__Task__: Your task is to copy every line of the records below that contains "title".

__Records from a collection of figures__:

###

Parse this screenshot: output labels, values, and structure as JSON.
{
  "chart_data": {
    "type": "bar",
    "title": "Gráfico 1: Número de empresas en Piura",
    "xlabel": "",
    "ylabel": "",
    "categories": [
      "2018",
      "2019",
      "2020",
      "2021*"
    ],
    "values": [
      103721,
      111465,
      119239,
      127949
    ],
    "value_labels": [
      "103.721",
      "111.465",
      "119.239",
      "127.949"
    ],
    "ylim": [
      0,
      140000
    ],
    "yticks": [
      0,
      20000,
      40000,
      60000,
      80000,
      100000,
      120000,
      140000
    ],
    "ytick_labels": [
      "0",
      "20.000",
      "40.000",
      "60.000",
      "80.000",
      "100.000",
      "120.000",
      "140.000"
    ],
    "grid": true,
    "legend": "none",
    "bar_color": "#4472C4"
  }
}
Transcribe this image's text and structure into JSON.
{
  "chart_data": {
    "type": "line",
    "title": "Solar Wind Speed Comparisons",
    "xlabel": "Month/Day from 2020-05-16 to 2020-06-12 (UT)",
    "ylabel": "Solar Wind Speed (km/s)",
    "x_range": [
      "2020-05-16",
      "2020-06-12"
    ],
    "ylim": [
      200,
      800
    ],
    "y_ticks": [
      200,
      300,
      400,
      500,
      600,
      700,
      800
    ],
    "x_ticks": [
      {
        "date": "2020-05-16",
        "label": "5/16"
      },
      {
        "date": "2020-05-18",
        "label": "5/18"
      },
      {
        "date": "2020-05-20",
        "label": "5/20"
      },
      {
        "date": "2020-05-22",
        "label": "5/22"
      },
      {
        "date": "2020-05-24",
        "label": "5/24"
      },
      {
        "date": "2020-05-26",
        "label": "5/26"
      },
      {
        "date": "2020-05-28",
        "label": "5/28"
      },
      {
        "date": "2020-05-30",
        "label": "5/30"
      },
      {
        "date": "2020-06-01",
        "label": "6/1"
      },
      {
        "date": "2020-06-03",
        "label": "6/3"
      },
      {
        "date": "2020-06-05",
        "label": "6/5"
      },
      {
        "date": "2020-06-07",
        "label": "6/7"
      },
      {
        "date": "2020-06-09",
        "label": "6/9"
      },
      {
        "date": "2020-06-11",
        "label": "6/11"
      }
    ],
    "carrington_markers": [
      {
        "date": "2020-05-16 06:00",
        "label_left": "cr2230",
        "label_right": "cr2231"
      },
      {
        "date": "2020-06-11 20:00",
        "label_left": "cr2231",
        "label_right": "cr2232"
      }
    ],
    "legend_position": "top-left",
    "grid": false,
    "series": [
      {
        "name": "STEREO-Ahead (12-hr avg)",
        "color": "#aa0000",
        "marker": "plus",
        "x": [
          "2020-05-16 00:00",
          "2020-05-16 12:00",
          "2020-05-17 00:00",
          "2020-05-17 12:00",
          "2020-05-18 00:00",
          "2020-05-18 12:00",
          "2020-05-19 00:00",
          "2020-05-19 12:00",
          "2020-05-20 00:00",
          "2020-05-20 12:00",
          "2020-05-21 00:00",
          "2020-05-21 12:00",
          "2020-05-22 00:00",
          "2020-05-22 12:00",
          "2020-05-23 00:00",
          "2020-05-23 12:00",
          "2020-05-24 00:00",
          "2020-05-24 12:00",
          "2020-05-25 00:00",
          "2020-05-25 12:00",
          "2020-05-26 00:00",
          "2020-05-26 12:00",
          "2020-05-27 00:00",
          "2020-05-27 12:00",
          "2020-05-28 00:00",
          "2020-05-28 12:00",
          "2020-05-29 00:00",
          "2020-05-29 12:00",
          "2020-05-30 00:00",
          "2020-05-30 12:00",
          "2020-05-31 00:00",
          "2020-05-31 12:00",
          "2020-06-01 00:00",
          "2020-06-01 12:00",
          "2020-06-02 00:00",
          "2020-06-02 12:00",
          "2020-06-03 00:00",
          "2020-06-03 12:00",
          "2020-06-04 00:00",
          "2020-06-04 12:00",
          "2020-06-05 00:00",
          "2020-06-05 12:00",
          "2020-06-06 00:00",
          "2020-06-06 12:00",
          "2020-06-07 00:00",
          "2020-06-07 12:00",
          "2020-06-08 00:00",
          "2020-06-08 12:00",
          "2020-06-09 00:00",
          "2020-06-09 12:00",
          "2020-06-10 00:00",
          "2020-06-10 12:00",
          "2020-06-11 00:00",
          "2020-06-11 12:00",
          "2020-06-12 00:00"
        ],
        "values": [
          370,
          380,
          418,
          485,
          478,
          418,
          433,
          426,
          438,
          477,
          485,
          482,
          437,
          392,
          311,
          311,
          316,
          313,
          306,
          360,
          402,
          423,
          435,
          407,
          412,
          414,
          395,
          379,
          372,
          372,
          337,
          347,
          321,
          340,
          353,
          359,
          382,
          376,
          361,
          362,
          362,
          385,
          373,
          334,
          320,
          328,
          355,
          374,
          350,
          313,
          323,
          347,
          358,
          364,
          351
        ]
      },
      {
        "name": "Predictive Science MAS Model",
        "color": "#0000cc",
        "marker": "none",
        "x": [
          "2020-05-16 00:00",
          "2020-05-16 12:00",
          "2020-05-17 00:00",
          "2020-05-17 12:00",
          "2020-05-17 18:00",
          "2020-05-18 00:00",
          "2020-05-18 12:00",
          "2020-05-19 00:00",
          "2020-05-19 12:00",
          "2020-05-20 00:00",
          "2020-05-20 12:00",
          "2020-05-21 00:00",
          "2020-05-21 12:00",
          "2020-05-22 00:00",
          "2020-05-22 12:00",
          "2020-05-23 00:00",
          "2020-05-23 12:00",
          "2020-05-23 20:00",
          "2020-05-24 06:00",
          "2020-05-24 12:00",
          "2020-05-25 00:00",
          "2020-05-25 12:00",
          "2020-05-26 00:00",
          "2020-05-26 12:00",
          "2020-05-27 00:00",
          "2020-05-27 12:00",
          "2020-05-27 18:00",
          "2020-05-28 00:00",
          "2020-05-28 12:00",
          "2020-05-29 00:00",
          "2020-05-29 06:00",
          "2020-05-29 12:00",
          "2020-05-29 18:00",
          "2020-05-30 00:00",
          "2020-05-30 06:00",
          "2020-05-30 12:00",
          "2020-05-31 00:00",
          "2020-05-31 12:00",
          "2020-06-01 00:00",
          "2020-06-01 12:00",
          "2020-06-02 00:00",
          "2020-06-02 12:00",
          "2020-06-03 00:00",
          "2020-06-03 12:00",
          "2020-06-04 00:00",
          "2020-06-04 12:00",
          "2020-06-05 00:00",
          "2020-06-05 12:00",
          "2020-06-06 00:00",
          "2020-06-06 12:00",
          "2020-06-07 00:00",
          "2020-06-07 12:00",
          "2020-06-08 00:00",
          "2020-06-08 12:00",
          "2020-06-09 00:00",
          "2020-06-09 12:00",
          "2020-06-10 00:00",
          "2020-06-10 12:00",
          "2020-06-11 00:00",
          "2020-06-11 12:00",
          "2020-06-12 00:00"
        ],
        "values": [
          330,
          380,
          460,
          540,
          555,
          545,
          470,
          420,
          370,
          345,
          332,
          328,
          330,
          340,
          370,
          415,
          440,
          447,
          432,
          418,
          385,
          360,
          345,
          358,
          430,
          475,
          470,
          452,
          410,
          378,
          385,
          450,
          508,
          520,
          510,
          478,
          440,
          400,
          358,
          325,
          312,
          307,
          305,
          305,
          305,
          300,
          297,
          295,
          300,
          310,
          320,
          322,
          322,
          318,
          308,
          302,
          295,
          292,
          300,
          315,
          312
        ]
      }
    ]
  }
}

###

__Response below__:
    "title": "Gráfico 1: Número de empresas en Piura",
    "title": "Solar Wind Speed Comparisons",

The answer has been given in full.